What follows is a set of records; restate each one word for word and drop the pictures.

Start of DATA FOR THE TASK

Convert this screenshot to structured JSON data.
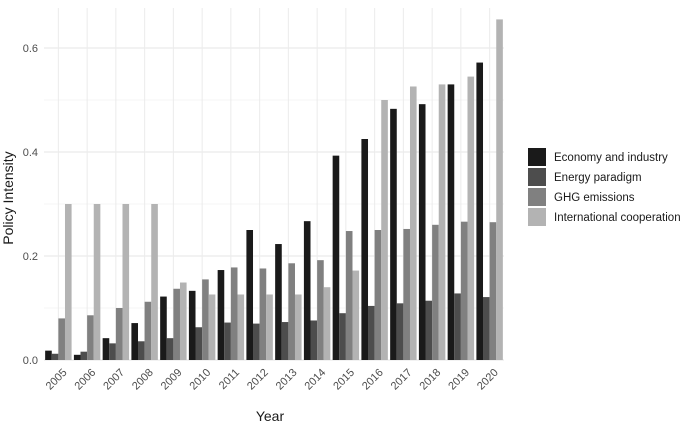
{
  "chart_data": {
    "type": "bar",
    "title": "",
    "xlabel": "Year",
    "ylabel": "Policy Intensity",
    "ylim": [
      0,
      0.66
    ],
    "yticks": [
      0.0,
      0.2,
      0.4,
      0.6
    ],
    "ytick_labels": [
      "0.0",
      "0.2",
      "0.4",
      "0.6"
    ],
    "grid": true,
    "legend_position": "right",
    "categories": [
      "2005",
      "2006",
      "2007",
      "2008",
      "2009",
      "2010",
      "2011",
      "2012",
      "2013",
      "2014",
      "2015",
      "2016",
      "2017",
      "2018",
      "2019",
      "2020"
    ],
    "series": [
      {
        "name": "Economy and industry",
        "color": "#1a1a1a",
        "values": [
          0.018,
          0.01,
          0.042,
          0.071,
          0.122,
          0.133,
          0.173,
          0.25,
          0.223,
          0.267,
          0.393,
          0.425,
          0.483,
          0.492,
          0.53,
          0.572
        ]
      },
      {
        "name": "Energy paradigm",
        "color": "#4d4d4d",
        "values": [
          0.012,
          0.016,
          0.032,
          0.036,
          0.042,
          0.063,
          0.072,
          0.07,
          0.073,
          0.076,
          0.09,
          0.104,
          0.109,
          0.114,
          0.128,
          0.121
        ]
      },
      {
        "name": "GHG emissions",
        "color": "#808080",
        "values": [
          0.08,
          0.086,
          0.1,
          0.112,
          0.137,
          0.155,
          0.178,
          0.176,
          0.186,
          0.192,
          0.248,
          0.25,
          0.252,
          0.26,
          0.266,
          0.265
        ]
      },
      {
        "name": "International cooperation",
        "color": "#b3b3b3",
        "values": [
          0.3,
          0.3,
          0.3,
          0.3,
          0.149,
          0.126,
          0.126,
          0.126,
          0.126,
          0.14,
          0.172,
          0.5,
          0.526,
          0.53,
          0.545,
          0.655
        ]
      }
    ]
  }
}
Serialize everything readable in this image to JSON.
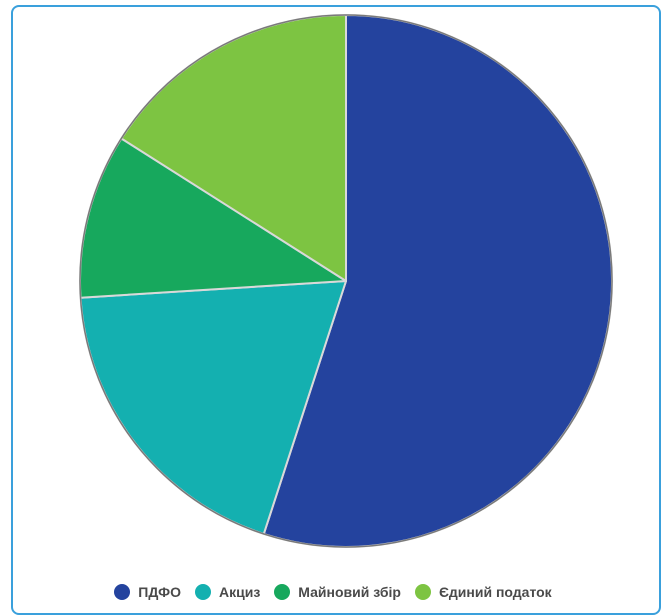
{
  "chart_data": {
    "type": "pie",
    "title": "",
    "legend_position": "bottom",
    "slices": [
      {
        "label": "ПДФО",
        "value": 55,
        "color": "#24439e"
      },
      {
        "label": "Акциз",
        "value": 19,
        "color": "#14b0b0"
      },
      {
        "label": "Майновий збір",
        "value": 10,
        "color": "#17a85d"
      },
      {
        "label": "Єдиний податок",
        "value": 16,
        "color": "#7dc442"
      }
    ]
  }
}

End of DATA FOR THE TASK

COMPLETE ANSWER:
Convert this screenshot to structured JSON data.
{
  "chart_data": {
    "type": "bar",
    "title": "",
    "xlabel": "Year",
    "ylabel": "Policy Intensity",
    "ylim": [
      0,
      0.66
    ],
    "yticks": [
      0.0,
      0.2,
      0.4,
      0.6
    ],
    "ytick_labels": [
      "0.0",
      "0.2",
      "0.4",
      "0.6"
    ],
    "grid": true,
    "legend_position": "right",
    "categories": [
      "2005",
      "2006",
      "2007",
      "2008",
      "2009",
      "2010",
      "2011",
      "2012",
      "2013",
      "2014",
      "2015",
      "2016",
      "2017",
      "2018",
      "2019",
      "2020"
    ],
    "series": [
      {
        "name": "Economy and industry",
        "color": "#1a1a1a",
        "values": [
          0.018,
          0.01,
          0.042,
          0.071,
          0.122,
          0.133,
          0.173,
          0.25,
          0.223,
          0.267,
          0.393,
          0.425,
          0.483,
          0.492,
          0.53,
          0.572
        ]
      },
      {
        "name": "Energy paradigm",
        "color": "#4d4d4d",
        "values": [
          0.012,
          0.016,
          0.032,
          0.036,
          0.042,
          0.063,
          0.072,
          0.07,
          0.073,
          0.076,
          0.09,
          0.104,
          0.109,
          0.114,
          0.128,
          0.121
        ]
      },
      {
        "name": "GHG emissions",
        "color": "#808080",
        "values": [
          0.08,
          0.086,
          0.1,
          0.112,
          0.137,
          0.155,
          0.178,
          0.176,
          0.186,
          0.192,
          0.248,
          0.25,
          0.252,
          0.26,
          0.266,
          0.265
        ]
      },
      {
        "name": "International cooperation",
        "color": "#b3b3b3",
        "values": [
          0.3,
          0.3,
          0.3,
          0.3,
          0.149,
          0.126,
          0.126,
          0.126,
          0.126,
          0.14,
          0.172,
          0.5,
          0.526,
          0.53,
          0.545,
          0.655
        ]
      }
    ]
  }
}
Serialize everything readable in this image to JSON.
{
  "chart_data": {
    "type": "pie",
    "title": "",
    "legend_position": "bottom",
    "slices": [
      {
        "label": "ПДФО",
        "value": 55,
        "color": "#24439e"
      },
      {
        "label": "Акциз",
        "value": 19,
        "color": "#14b0b0"
      },
      {
        "label": "Майновий збір",
        "value": 10,
        "color": "#17a85d"
      },
      {
        "label": "Єдиний податок",
        "value": 16,
        "color": "#7dc442"
      }
    ]
  }
}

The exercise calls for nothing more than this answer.